** begin Provided entries **
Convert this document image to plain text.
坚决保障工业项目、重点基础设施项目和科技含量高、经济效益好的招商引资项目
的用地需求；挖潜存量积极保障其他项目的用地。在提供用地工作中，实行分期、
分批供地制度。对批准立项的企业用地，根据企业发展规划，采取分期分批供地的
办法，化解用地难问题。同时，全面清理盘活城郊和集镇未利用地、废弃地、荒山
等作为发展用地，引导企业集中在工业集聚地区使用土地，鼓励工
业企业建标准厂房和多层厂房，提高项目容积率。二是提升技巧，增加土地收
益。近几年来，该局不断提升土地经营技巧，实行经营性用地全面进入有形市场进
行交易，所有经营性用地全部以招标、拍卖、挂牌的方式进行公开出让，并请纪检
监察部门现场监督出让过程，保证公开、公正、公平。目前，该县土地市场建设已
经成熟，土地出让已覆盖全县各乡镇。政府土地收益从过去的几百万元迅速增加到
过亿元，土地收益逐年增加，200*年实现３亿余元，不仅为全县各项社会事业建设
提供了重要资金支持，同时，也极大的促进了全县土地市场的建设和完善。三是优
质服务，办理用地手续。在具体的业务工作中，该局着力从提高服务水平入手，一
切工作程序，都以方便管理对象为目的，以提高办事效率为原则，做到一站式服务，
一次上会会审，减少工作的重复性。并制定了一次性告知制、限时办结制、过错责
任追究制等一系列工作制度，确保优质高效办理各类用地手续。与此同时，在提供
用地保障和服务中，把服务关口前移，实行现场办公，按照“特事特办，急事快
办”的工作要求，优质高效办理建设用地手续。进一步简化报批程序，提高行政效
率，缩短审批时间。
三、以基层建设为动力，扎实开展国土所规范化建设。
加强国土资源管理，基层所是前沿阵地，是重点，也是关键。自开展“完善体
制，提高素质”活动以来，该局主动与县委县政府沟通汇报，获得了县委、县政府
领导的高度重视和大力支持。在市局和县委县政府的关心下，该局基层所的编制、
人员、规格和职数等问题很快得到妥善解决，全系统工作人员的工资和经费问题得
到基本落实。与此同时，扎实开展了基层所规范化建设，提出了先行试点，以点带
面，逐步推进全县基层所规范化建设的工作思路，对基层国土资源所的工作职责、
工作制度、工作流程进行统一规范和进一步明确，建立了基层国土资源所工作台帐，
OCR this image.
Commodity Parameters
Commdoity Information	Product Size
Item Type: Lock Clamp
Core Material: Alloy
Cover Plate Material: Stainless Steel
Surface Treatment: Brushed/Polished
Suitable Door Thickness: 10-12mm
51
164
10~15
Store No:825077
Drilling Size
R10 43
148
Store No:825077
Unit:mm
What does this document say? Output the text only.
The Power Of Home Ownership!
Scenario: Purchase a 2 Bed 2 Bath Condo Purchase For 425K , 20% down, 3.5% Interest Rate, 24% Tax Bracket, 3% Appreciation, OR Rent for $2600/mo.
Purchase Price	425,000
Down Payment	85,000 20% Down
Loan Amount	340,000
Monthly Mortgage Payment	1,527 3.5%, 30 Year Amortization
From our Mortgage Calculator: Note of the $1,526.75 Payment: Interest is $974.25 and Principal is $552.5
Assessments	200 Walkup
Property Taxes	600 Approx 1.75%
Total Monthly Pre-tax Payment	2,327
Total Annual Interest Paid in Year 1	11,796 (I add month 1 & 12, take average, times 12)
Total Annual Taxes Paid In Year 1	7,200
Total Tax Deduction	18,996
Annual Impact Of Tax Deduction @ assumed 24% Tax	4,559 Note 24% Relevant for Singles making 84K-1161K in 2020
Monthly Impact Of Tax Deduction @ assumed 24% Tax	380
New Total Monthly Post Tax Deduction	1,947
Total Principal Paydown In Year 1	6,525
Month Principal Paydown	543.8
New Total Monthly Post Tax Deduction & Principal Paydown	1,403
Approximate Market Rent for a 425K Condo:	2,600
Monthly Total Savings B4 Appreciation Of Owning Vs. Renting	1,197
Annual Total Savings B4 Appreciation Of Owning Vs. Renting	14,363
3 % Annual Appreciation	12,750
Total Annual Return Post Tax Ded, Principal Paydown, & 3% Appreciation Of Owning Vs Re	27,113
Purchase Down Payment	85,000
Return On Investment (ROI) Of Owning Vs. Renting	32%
** end Provided entries **
- **What is asked**: Look through the material above and pick out each line holding the word "Paydown".

- **Response below**:
Total Principal Paydown In Year 1	6,525
Month Principal Paydown	543.8
New Total Monthly Post Tax Deduction & Principal Paydown	1,403
Total Annual Return Post Tax Ded, Principal Paydown, & 3% Appreciation Of Owning Vs Re	27,113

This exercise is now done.